● WHAT YOU ARE ASKED TO DO
Output the material below in its entirety, exactly as given.

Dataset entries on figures
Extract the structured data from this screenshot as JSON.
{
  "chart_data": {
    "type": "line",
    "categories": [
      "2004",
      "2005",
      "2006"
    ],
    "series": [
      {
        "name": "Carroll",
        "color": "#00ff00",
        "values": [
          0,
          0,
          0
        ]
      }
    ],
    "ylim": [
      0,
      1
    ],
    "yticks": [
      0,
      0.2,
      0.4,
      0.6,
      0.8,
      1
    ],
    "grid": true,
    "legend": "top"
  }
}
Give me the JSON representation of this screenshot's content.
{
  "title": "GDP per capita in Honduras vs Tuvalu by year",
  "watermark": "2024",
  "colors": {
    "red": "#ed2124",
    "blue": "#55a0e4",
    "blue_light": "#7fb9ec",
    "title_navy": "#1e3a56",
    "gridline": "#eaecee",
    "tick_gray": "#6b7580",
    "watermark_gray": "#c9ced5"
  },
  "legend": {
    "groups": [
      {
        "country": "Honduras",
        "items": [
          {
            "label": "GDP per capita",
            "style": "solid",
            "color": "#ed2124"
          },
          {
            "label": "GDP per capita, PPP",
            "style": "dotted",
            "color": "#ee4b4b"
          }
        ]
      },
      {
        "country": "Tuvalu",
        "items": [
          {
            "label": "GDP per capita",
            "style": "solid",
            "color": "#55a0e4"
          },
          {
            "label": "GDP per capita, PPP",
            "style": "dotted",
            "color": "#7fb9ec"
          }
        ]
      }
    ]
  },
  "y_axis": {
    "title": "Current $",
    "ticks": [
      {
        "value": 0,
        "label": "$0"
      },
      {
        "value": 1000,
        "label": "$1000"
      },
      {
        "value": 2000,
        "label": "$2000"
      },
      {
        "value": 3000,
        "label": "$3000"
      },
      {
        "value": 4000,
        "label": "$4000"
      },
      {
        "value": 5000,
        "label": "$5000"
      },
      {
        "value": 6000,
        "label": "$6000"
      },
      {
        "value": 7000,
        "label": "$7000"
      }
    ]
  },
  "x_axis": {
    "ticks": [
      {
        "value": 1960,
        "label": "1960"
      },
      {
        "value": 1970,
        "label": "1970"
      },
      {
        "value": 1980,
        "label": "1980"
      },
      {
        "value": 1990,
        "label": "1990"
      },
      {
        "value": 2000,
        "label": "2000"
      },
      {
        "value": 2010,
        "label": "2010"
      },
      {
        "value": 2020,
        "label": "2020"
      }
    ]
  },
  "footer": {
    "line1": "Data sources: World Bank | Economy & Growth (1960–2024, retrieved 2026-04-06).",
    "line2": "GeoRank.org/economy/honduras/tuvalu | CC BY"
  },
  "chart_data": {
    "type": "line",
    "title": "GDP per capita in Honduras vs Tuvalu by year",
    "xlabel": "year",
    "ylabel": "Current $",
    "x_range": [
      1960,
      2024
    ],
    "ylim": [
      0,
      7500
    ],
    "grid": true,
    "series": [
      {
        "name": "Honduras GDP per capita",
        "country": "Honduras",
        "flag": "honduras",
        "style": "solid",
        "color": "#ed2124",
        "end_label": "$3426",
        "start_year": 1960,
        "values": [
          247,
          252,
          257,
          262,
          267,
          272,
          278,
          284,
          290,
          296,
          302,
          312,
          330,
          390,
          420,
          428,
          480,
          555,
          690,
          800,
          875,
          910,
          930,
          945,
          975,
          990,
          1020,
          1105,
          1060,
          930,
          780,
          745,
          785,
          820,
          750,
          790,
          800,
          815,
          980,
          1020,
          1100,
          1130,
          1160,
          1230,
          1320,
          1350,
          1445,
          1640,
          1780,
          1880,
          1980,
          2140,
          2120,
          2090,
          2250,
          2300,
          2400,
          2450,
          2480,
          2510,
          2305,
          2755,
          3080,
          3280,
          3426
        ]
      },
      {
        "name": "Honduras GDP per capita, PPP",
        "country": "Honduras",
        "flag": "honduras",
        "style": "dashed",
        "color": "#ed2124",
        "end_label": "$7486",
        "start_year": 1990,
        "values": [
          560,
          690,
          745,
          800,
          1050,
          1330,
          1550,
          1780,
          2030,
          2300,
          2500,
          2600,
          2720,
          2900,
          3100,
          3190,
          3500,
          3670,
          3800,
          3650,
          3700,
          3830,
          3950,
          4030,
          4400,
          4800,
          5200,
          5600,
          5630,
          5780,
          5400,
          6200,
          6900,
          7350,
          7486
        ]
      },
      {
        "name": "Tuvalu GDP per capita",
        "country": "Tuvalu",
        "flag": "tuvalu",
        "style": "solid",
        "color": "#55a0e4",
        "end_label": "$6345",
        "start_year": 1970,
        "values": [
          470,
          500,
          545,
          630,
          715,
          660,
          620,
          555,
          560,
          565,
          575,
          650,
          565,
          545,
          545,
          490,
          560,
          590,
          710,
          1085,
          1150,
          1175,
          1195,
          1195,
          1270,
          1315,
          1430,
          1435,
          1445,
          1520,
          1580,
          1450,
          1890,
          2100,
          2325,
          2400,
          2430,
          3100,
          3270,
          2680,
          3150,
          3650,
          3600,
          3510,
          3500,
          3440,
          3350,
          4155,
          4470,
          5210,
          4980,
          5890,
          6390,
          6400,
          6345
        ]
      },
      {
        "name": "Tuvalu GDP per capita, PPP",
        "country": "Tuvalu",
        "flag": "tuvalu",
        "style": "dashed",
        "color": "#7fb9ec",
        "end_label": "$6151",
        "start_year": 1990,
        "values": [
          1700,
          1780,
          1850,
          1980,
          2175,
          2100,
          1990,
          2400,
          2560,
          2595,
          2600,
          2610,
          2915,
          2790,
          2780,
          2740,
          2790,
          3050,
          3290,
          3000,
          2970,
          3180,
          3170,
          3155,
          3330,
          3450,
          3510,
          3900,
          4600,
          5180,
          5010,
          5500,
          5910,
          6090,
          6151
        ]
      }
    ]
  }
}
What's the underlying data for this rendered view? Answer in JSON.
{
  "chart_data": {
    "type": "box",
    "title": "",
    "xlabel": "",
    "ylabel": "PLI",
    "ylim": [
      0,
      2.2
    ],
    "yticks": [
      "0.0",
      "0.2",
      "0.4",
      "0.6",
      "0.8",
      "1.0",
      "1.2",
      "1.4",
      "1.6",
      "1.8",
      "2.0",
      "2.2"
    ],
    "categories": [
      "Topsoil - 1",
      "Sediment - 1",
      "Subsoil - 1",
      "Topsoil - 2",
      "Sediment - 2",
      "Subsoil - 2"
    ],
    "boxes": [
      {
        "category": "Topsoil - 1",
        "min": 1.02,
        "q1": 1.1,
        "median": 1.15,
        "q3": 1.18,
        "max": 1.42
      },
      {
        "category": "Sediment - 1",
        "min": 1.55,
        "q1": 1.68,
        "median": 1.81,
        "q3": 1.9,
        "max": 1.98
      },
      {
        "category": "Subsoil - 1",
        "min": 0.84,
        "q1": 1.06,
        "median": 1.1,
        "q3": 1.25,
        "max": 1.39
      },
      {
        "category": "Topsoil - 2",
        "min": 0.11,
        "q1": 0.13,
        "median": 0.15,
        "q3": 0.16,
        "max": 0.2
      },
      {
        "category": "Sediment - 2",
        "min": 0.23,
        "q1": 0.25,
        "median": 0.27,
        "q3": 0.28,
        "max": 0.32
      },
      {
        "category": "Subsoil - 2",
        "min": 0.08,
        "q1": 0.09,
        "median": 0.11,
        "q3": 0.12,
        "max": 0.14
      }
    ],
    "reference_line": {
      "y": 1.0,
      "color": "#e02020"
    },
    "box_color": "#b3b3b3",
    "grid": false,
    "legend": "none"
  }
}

● RESULT
Extract the structured data from this screenshot as JSON.
{
  "chart_data": {
    "type": "line",
    "categories": [
      "2004",
      "2005",
      "2006"
    ],
    "series": [
      {
        "name": "Carroll",
        "color": "#00ff00",
        "values": [
          0,
          0,
          0
        ]
      }
    ],
    "ylim": [
      0,
      1
    ],
    "yticks": [
      0,
      0.2,
      0.4,
      0.6,
      0.8,
      1
    ],
    "grid": true,
    "legend": "top"
  }
}
Give me the JSON representation of this screenshot's content.
{
  "title": "GDP per capita in Honduras vs Tuvalu by year",
  "watermark": "2024",
  "colors": {
    "red": "#ed2124",
    "blue": "#55a0e4",
    "blue_light": "#7fb9ec",
    "title_navy": "#1e3a56",
    "gridline": "#eaecee",
    "tick_gray": "#6b7580",
    "watermark_gray": "#c9ced5"
  },
  "legend": {
    "groups": [
      {
        "country": "Honduras",
        "items": [
          {
            "label": "GDP per capita",
            "style": "solid",
            "color": "#ed2124"
          },
          {
            "label": "GDP per capita, PPP",
            "style": "dotted",
            "color": "#ee4b4b"
          }
        ]
      },
      {
        "country": "Tuvalu",
        "items": [
          {
            "label": "GDP per capita",
            "style": "solid",
            "color": "#55a0e4"
          },
          {
            "label": "GDP per capita, PPP",
            "style": "dotted",
            "color": "#7fb9ec"
          }
        ]
      }
    ]
  },
  "y_axis": {
    "title": "Current $",
    "ticks": [
      {
        "value": 0,
        "label": "$0"
      },
      {
        "value": 1000,
        "label": "$1000"
      },
      {
        "value": 2000,
        "label": "$2000"
      },
      {
        "value": 3000,
        "label": "$3000"
      },
      {
        "value": 4000,
        "label": "$4000"
      },
      {
        "value": 5000,
        "label": "$5000"
      },
      {
        "value": 6000,
        "label": "$6000"
      },
      {
        "value": 7000,
        "label": "$7000"
      }
    ]
  },
  "x_axis": {
    "ticks": [
      {
        "value": 1960,
        "label": "1960"
      },
      {
        "value": 1970,
        "label": "1970"
      },
      {
        "value": 1980,
        "label": "1980"
      },
      {
        "value": 1990,
        "label": "1990"
      },
      {
        "value": 2000,
        "label": "2000"
      },
      {
        "value": 2010,
        "label": "2010"
      },
      {
        "value": 2020,
        "label": "2020"
      }
    ]
  },
  "footer": {
    "line1": "Data sources: World Bank | Economy & Growth (1960–2024, retrieved 2026-04-06).",
    "line2": "GeoRank.org/economy/honduras/tuvalu | CC BY"
  },
  "chart_data": {
    "type": "line",
    "title": "GDP per capita in Honduras vs Tuvalu by year",
    "xlabel": "year",
    "ylabel": "Current $",
    "x_range": [
      1960,
      2024
    ],
    "ylim": [
      0,
      7500
    ],
    "grid": true,
    "series": [
      {
        "name": "Honduras GDP per capita",
        "country": "Honduras",
        "flag": "honduras",
        "style": "solid",
        "color": "#ed2124",
        "end_label": "$3426",
        "start_year": 1960,
        "values": [
          247,
          252,
          257,
          262,
          267,
          272,
          278,
          284,
          290,
          296,
          302,
          312,
          330,
          390,
          420,
          428,
          480,
          555,
          690,
          800,
          875,
          910,
          930,
          945,
          975,
          990,
          1020,
          1105,
          1060,
          930,
          780,
          745,
          785,
          820,
          750,
          790,
          800,
          815,
          980,
          1020,
          1100,
          1130,
          1160,
          1230,
          1320,
          1350,
          1445,
          1640,
          1780,
          1880,
          1980,
          2140,
          2120,
          2090,
          2250,
          2300,
          2400,
          2450,
          2480,
          2510,
          2305,
          2755,
          3080,
          3280,
          3426
        ]
      },
      {
        "name": "Honduras GDP per capita, PPP",
        "country": "Honduras",
        "flag": "honduras",
        "style": "dashed",
        "color": "#ed2124",
        "end_label": "$7486",
        "start_year": 1990,
        "values": [
          560,
          690,
          745,
          800,
          1050,
          1330,
          1550,
          1780,
          2030,
          2300,
          2500,
          2600,
          2720,
          2900,
          3100,
          3190,
          3500,
          3670,
          3800,
          3650,
          3700,
          3830,
          3950,
          4030,
          4400,
          4800,
          5200,
          5600,
          5630,
          5780,
          5400,
          6200,
          6900,
          7350,
          7486
        ]
      },
      {
        "name": "Tuvalu GDP per capita",
        "country": "Tuvalu",
        "flag": "tuvalu",
        "style": "solid",
        "color": "#55a0e4",
        "end_label": "$6345",
        "start_year": 1970,
        "values": [
          470,
          500,
          545,
          630,
          715,
          660,
          620,
          555,
          560,
          565,
          575,
          650,
          565,
          545,
          545,
          490,
          560,
          590,
          710,
          1085,
          1150,
          1175,
          1195,
          1195,
          1270,
          1315,
          1430,
          1435,
          1445,
          1520,
          1580,
          1450,
          1890,
          2100,
          2325,
          2400,
          2430,
          3100,
          3270,
          2680,
          3150,
          3650,
          3600,
          3510,
          3500,
          3440,
          3350,
          4155,
          4470,
          5210,
          4980,
          5890,
          6390,
          6400,
          6345
        ]
      },
      {
        "name": "Tuvalu GDP per capita, PPP",
        "country": "Tuvalu",
        "flag": "tuvalu",
        "style": "dashed",
        "color": "#7fb9ec",
        "end_label": "$6151",
        "start_year": 1990,
        "values": [
          1700,
          1780,
          1850,
          1980,
          2175,
          2100,
          1990,
          2400,
          2560,
          2595,
          2600,
          2610,
          2915,
          2790,
          2780,
          2740,
          2790,
          3050,
          3290,
          3000,
          2970,
          3180,
          3170,
          3155,
          3330,
          3450,
          3510,
          3900,
          4600,
          5180,
          5010,
          5500,
          5910,
          6090,
          6151
        ]
      }
    ]
  }
}
What's the underlying data for this rendered view? Answer in JSON.
{
  "chart_data": {
    "type": "box",
    "title": "",
    "xlabel": "",
    "ylabel": "PLI",
    "ylim": [
      0,
      2.2
    ],
    "yticks": [
      "0.0",
      "0.2",
      "0.4",
      "0.6",
      "0.8",
      "1.0",
      "1.2",
      "1.4",
      "1.6",
      "1.8",
      "2.0",
      "2.2"
    ],
    "categories": [
      "Topsoil - 1",
      "Sediment - 1",
      "Subsoil - 1",
      "Topsoil - 2",
      "Sediment - 2",
      "Subsoil - 2"
    ],
    "boxes": [
      {
        "category": "Topsoil - 1",
        "min": 1.02,
        "q1": 1.1,
        "median": 1.15,
        "q3": 1.18,
        "max": 1.42
      },
      {
        "category": "Sediment - 1",
        "min": 1.55,
        "q1": 1.68,
        "median": 1.81,
        "q3": 1.9,
        "max": 1.98
      },
      {
        "category": "Subsoil - 1",
        "min": 0.84,
        "q1": 1.06,
        "median": 1.1,
        "q3": 1.25,
        "max": 1.39
      },
      {
        "category": "Topsoil - 2",
        "min": 0.11,
        "q1": 0.13,
        "median": 0.15,
        "q3": 0.16,
        "max": 0.2
      },
      {
        "category": "Sediment - 2",
        "min": 0.23,
        "q1": 0.25,
        "median": 0.27,
        "q3": 0.28,
        "max": 0.32
      },
      {
        "category": "Subsoil - 2",
        "min": 0.08,
        "q1": 0.09,
        "median": 0.11,
        "q3": 0.12,
        "max": 0.14
      }
    ],
    "reference_line": {
      "y": 1.0,
      "color": "#e02020"
    },
    "box_color": "#b3b3b3",
    "grid": false,
    "legend": "none"
  }
}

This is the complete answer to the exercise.